### DATA IN THIS EXERCISE

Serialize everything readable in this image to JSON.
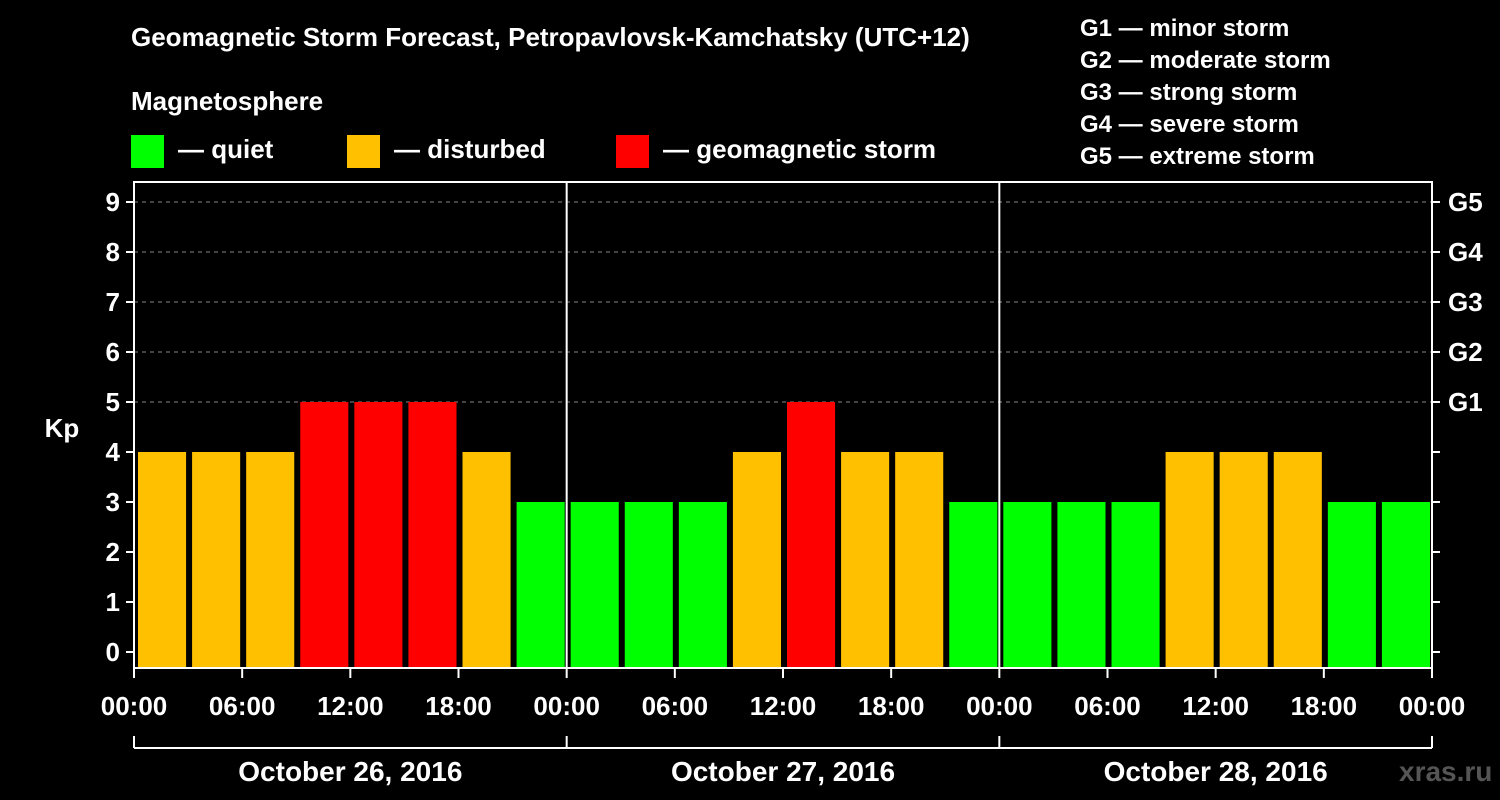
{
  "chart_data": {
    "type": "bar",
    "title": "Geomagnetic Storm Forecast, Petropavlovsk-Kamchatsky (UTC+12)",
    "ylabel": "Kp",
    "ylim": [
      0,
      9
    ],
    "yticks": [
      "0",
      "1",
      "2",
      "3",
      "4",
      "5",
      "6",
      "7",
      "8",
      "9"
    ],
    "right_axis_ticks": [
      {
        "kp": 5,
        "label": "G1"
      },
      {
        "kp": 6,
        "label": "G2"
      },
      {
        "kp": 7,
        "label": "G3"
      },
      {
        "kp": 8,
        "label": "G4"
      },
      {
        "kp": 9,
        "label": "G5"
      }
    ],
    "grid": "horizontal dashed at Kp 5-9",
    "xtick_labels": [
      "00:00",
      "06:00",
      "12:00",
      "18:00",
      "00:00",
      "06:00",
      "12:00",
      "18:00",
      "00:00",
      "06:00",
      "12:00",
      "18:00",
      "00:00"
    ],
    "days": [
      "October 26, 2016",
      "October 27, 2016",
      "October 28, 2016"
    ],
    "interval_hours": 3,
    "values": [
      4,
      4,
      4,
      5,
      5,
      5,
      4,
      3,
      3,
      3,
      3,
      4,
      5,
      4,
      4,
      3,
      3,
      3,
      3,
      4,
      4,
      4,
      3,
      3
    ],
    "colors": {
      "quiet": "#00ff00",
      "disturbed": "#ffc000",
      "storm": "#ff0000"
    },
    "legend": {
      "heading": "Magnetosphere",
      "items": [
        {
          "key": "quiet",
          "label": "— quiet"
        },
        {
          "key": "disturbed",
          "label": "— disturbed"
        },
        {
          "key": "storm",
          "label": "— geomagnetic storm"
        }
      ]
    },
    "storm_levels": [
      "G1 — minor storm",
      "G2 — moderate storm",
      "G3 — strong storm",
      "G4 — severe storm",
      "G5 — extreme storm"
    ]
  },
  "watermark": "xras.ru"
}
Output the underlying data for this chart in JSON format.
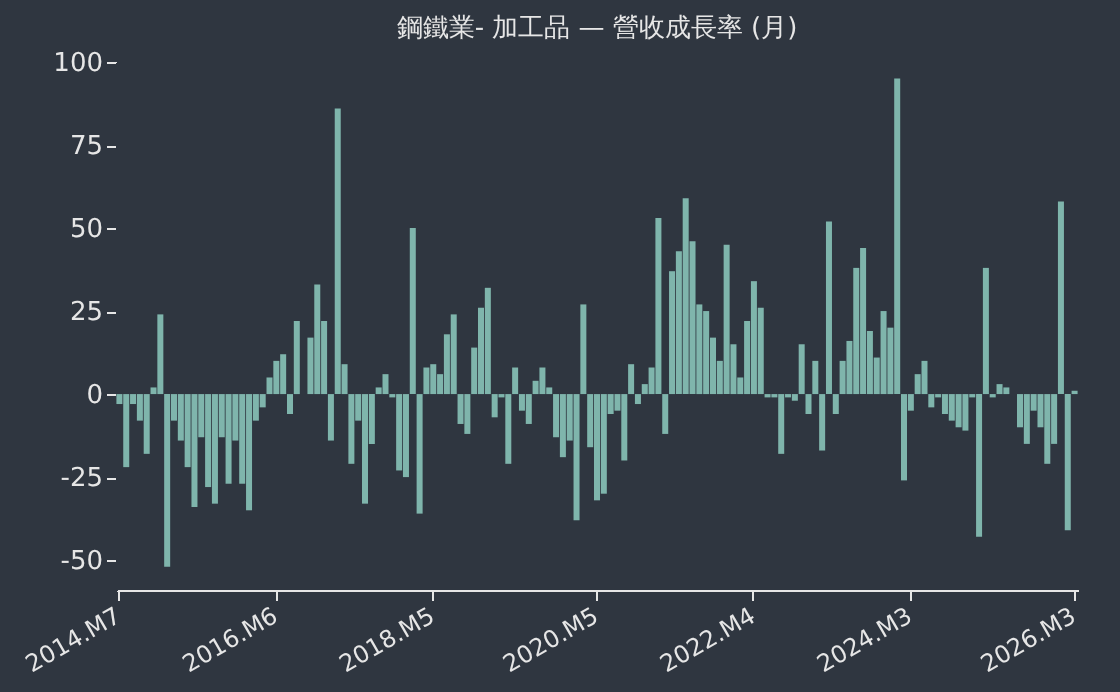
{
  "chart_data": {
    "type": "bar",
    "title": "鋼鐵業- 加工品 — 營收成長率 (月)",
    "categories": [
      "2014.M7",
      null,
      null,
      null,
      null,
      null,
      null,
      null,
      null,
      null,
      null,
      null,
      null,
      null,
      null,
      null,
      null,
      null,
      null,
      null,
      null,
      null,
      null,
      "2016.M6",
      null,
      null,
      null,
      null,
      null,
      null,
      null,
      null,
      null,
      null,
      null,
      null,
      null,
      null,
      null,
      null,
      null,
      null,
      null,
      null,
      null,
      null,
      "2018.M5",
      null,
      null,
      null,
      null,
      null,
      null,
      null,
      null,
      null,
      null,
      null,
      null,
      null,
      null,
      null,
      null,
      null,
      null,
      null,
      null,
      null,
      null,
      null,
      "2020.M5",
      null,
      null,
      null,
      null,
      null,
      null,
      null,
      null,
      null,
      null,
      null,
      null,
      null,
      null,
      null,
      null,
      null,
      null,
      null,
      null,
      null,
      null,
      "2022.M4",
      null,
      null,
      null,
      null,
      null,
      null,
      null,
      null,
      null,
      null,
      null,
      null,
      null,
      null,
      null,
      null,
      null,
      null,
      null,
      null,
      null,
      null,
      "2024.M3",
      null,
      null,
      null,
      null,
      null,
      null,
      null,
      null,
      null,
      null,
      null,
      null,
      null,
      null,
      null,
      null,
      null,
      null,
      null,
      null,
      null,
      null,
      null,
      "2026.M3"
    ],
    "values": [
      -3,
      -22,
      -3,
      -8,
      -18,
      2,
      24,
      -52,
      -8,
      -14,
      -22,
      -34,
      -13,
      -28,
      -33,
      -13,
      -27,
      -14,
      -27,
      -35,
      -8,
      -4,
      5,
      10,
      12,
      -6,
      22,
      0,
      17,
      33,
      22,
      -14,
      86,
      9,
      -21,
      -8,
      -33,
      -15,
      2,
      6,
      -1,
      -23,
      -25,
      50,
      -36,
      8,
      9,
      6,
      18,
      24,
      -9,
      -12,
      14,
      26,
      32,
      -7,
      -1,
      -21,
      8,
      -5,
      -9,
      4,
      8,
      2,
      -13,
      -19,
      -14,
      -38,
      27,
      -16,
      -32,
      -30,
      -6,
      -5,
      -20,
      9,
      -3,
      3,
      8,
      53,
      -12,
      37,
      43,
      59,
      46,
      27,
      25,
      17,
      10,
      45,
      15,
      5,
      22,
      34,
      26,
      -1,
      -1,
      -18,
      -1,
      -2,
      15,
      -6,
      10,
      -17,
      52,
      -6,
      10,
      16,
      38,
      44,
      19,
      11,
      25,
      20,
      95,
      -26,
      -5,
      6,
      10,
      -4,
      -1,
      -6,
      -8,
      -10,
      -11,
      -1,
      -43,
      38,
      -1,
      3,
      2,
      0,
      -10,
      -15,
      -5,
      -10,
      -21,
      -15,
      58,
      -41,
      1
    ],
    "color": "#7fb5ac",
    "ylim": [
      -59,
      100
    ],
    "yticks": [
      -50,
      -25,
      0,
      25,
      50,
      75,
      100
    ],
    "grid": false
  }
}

######

■ **TASK PROMPT**: Repeat each entry exactly as given; no pictures belong in the copy.

■ **WORKED ANSWER**:
Serialize everything readable in this image to JSON.
{
  "chart_data": {
    "type": "bar",
    "title": "Geomagnetic Storm Forecast, Petropavlovsk-Kamchatsky (UTC+12)",
    "ylabel": "Kp",
    "ylim": [
      0,
      9
    ],
    "yticks": [
      "0",
      "1",
      "2",
      "3",
      "4",
      "5",
      "6",
      "7",
      "8",
      "9"
    ],
    "right_axis_ticks": [
      {
        "kp": 5,
        "label": "G1"
      },
      {
        "kp": 6,
        "label": "G2"
      },
      {
        "kp": 7,
        "label": "G3"
      },
      {
        "kp": 8,
        "label": "G4"
      },
      {
        "kp": 9,
        "label": "G5"
      }
    ],
    "grid": "horizontal dashed at Kp 5-9",
    "xtick_labels": [
      "00:00",
      "06:00",
      "12:00",
      "18:00",
      "00:00",
      "06:00",
      "12:00",
      "18:00",
      "00:00",
      "06:00",
      "12:00",
      "18:00",
      "00:00"
    ],
    "days": [
      "October 26, 2016",
      "October 27, 2016",
      "October 28, 2016"
    ],
    "interval_hours": 3,
    "values": [
      4,
      4,
      4,
      5,
      5,
      5,
      4,
      3,
      3,
      3,
      3,
      4,
      5,
      4,
      4,
      3,
      3,
      3,
      3,
      4,
      4,
      4,
      3,
      3
    ],
    "colors": {
      "quiet": "#00ff00",
      "disturbed": "#ffc000",
      "storm": "#ff0000"
    },
    "legend": {
      "heading": "Magnetosphere",
      "items": [
        {
          "key": "quiet",
          "label": "— quiet"
        },
        {
          "key": "disturbed",
          "label": "— disturbed"
        },
        {
          "key": "storm",
          "label": "— geomagnetic storm"
        }
      ]
    },
    "storm_levels": [
      "G1 — minor storm",
      "G2 — moderate storm",
      "G3 — strong storm",
      "G4 — severe storm",
      "G5 — extreme storm"
    ]
  },
  "watermark": "xras.ru"
}
Output the underlying data for this chart in JSON format.
{
  "chart_data": {
    "type": "bar",
    "title": "鋼鐵業- 加工品 — 營收成長率 (月)",
    "categories": [
      "2014.M7",
      null,
      null,
      null,
      null,
      null,
      null,
      null,
      null,
      null,
      null,
      null,
      null,
      null,
      null,
      null,
      null,
      null,
      null,
      null,
      null,
      null,
      null,
      "2016.M6",
      null,
      null,
      null,
      null,
      null,
      null,
      null,
      null,
      null,
      null,
      null,
      null,
      null,
      null,
      null,
      null,
      null,
      null,
      null,
      null,
      null,
      null,
      "2018.M5",
      null,
      null,
      null,
      null,
      null,
      null,
      null,
      null,
      null,
      null,
      null,
      null,
      null,
      null,
      null,
      null,
      null,
      null,
      null,
      null,
      null,
      null,
      null,
      "2020.M5",
      null,
      null,
      null,
      null,
      null,
      null,
      null,
      null,
      null,
      null,
      null,
      null,
      null,
      null,
      null,
      null,
      null,
      null,
      null,
      null,
      null,
      null,
      "2022.M4",
      null,
      null,
      null,
      null,
      null,
      null,
      null,
      null,
      null,
      null,
      null,
      null,
      null,
      null,
      null,
      null,
      null,
      null,
      null,
      null,
      null,
      null,
      "2024.M3",
      null,
      null,
      null,
      null,
      null,
      null,
      null,
      null,
      null,
      null,
      null,
      null,
      null,
      null,
      null,
      null,
      null,
      null,
      null,
      null,
      null,
      null,
      null,
      "2026.M3"
    ],
    "values": [
      -3,
      -22,
      -3,
      -8,
      -18,
      2,
      24,
      -52,
      -8,
      -14,
      -22,
      -34,
      -13,
      -28,
      -33,
      -13,
      -27,
      -14,
      -27,
      -35,
      -8,
      -4,
      5,
      10,
      12,
      -6,
      22,
      0,
      17,
      33,
      22,
      -14,
      86,
      9,
      -21,
      -8,
      -33,
      -15,
      2,
      6,
      -1,
      -23,
      -25,
      50,
      -36,
      8,
      9,
      6,
      18,
      24,
      -9,
      -12,
      14,
      26,
      32,
      -7,
      -1,
      -21,
      8,
      -5,
      -9,
      4,
      8,
      2,
      -13,
      -19,
      -14,
      -38,
      27,
      -16,
      -32,
      -30,
      -6,
      -5,
      -20,
      9,
      -3,
      3,
      8,
      53,
      -12,
      37,
      43,
      59,
      46,
      27,
      25,
      17,
      10,
      45,
      15,
      5,
      22,
      34,
      26,
      -1,
      -1,
      -18,
      -1,
      -2,
      15,
      -6,
      10,
      -17,
      52,
      -6,
      10,
      16,
      38,
      44,
      19,
      11,
      25,
      20,
      95,
      -26,
      -5,
      6,
      10,
      -4,
      -1,
      -6,
      -8,
      -10,
      -11,
      -1,
      -43,
      38,
      -1,
      3,
      2,
      0,
      -10,
      -15,
      -5,
      -10,
      -21,
      -15,
      58,
      -41,
      1
    ],
    "color": "#7fb5ac",
    "ylim": [
      -59,
      100
    ],
    "yticks": [
      -50,
      -25,
      0,
      25,
      50,
      75,
      100
    ],
    "grid": false
  }
}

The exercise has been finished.